>> Begin RECORDS SUPPLIED
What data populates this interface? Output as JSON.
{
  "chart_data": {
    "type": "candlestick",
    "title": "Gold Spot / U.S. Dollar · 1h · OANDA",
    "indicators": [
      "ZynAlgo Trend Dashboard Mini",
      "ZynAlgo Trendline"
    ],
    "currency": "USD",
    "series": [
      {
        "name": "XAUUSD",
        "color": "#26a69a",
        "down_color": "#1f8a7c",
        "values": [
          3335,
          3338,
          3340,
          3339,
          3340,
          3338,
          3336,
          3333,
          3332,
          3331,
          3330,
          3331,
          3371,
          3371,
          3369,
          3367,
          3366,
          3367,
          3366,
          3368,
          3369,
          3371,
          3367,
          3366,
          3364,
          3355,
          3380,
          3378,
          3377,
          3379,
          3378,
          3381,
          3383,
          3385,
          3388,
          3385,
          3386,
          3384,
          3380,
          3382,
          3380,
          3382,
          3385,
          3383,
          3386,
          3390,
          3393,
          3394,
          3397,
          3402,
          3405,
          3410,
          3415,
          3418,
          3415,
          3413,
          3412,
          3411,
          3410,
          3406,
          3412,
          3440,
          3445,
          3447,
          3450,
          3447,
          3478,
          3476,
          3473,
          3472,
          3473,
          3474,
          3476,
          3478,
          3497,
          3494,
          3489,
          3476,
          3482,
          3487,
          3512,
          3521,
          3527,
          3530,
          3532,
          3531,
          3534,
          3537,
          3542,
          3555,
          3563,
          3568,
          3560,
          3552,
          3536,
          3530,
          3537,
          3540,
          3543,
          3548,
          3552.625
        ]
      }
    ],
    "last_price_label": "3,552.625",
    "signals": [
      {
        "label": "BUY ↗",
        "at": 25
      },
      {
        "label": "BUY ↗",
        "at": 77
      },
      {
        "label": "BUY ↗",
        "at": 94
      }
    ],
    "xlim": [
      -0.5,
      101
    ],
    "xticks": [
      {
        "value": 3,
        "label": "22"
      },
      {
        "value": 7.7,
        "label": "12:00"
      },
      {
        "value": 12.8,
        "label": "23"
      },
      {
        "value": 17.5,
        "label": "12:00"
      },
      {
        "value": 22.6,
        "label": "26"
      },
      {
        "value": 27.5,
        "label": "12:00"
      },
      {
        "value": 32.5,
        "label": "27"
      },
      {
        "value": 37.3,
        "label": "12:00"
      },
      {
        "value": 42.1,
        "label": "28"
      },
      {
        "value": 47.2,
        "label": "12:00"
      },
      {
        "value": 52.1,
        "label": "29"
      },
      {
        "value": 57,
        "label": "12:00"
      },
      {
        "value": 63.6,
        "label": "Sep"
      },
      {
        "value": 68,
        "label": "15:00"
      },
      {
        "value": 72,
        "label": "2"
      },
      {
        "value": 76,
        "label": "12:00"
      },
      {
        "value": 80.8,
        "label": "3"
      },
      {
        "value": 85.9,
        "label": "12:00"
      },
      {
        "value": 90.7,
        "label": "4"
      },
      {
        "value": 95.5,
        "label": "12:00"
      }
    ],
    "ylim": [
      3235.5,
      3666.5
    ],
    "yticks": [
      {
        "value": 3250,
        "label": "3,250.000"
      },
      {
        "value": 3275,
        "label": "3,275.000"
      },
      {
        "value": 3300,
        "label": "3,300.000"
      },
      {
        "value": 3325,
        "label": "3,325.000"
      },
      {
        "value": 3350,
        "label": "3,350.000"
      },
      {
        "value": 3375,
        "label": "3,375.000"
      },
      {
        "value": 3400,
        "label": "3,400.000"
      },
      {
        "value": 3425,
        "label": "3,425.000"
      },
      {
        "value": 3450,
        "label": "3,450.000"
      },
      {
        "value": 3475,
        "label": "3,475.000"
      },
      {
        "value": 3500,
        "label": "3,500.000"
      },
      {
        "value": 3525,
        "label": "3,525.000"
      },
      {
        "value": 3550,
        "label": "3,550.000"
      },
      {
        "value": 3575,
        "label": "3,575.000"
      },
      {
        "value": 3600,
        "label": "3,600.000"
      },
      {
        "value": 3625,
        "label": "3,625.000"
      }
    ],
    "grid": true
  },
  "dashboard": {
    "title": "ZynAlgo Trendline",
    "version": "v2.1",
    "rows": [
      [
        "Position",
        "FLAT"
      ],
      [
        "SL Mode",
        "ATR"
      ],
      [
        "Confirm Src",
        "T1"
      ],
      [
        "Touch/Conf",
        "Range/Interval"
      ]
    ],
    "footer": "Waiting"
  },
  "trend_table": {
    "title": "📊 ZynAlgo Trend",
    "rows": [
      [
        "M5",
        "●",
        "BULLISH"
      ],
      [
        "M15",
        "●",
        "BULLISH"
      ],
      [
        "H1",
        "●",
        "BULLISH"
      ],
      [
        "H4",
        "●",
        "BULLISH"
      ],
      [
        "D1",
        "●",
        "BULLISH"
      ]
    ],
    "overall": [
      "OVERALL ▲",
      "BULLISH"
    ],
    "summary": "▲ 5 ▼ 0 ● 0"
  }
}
>> End RECORDS SUPPLIED
>> Begin RECORDS SUPPLIED
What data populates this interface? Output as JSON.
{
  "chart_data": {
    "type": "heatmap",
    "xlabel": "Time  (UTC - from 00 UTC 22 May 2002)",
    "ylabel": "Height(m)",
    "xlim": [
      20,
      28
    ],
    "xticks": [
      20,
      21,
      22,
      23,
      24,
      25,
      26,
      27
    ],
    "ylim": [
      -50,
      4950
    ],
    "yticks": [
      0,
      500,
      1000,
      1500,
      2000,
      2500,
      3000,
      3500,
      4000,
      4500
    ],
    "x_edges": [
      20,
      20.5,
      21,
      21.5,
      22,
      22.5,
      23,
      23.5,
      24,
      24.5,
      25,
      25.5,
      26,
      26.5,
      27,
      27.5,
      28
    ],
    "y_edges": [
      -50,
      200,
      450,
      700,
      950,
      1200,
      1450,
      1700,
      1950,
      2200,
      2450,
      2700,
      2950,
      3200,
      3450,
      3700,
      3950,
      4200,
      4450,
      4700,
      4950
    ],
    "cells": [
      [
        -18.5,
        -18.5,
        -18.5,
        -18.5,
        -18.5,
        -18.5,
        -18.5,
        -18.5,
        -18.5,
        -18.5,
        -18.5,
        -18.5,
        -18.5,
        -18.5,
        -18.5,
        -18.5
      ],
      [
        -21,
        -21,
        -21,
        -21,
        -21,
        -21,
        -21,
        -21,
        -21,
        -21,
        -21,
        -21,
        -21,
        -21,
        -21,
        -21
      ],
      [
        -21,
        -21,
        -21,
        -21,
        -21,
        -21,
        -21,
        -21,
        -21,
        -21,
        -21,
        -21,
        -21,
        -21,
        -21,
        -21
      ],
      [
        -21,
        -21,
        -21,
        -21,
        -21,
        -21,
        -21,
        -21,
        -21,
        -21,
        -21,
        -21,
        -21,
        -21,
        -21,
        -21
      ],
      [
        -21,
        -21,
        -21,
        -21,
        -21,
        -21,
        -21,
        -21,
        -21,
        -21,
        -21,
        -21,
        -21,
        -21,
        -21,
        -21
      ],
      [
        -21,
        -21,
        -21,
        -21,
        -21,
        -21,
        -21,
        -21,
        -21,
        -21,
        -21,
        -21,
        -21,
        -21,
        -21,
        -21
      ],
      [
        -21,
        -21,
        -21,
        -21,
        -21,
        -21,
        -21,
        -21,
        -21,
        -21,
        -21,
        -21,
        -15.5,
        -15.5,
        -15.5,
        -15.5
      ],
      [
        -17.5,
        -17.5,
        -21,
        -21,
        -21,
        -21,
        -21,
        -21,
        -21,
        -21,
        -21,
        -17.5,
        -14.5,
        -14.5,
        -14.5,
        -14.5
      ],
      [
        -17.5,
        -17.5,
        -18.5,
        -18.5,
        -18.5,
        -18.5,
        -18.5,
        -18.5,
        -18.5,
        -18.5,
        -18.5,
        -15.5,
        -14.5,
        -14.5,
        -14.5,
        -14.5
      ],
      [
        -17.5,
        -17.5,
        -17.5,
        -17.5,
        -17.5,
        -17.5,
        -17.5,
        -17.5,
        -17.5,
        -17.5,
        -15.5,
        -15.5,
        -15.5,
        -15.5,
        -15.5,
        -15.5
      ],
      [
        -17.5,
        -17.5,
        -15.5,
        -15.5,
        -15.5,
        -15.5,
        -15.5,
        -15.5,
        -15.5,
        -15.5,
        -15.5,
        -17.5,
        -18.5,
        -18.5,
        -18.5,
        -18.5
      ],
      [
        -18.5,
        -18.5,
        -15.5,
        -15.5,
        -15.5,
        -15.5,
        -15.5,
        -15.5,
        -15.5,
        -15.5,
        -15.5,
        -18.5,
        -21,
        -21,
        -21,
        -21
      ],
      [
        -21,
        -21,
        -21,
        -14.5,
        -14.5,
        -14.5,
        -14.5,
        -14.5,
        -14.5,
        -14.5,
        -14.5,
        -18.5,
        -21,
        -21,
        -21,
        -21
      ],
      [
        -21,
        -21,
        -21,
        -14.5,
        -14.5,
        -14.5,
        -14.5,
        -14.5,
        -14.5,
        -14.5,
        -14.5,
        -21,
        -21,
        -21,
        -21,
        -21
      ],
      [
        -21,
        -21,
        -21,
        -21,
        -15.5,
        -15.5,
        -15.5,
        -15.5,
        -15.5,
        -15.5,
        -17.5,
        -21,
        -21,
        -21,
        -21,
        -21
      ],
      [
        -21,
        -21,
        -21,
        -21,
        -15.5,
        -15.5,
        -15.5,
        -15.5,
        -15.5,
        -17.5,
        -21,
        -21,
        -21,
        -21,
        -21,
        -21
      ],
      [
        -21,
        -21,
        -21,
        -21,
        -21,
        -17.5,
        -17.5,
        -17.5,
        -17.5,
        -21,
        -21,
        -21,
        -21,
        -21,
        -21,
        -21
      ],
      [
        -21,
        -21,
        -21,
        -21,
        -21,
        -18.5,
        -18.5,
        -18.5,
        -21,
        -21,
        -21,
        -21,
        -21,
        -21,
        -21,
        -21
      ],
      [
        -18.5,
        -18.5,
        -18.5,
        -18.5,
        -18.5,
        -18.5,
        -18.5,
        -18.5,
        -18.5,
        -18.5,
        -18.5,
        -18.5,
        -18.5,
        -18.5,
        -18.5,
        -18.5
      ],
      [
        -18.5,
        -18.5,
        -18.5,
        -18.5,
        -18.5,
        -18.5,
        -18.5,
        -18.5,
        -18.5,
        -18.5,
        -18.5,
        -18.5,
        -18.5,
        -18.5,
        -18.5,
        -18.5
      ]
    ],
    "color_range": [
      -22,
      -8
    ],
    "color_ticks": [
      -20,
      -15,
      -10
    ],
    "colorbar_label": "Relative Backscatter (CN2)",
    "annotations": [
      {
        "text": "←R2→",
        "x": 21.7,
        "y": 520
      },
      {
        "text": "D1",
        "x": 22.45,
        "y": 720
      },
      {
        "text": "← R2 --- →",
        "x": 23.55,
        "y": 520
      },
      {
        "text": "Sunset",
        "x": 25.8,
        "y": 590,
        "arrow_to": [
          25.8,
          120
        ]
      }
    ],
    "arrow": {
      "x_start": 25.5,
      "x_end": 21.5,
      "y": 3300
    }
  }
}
>> End RECORDS SUPPLIED
Where a line above contains the string "Trendline", copy that line.

      "ZynAlgo Trendline"
    "title": "ZynAlgo Trendline",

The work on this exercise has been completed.